◆ SHORT EXERCISE ◆
Copy each line where the word "this" occurs.

◆ PROVIDED DATA ◆

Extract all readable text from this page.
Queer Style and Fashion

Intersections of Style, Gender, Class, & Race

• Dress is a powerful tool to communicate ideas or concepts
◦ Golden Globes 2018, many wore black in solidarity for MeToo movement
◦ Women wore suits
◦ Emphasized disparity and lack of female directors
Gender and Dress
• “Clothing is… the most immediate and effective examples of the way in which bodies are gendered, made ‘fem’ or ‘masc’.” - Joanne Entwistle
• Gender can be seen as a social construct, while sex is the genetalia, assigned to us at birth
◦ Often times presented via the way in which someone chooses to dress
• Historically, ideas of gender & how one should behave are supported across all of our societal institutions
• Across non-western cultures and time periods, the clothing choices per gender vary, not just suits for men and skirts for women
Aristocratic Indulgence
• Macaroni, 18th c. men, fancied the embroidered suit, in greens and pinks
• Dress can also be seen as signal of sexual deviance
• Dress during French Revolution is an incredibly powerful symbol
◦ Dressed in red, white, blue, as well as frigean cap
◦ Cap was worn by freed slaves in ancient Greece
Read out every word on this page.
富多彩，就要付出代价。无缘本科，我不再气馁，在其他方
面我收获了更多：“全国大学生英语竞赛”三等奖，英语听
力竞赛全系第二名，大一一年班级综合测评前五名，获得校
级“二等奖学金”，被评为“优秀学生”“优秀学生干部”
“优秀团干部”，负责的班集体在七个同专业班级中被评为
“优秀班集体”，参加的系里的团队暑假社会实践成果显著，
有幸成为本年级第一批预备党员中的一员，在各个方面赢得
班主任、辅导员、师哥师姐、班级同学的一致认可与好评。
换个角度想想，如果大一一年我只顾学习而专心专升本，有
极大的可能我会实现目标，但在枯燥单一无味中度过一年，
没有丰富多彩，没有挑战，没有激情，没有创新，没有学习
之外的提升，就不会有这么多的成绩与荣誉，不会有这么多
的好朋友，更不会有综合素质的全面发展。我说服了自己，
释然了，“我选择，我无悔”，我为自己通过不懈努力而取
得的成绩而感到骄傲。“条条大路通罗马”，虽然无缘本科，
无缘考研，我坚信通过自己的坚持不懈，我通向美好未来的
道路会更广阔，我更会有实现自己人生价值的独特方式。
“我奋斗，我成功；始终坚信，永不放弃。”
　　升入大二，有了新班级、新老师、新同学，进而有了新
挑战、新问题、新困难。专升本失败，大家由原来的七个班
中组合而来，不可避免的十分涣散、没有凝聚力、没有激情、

◆ OUTPUT ◆
Extract all readable text from this page.
Read out every word on this page.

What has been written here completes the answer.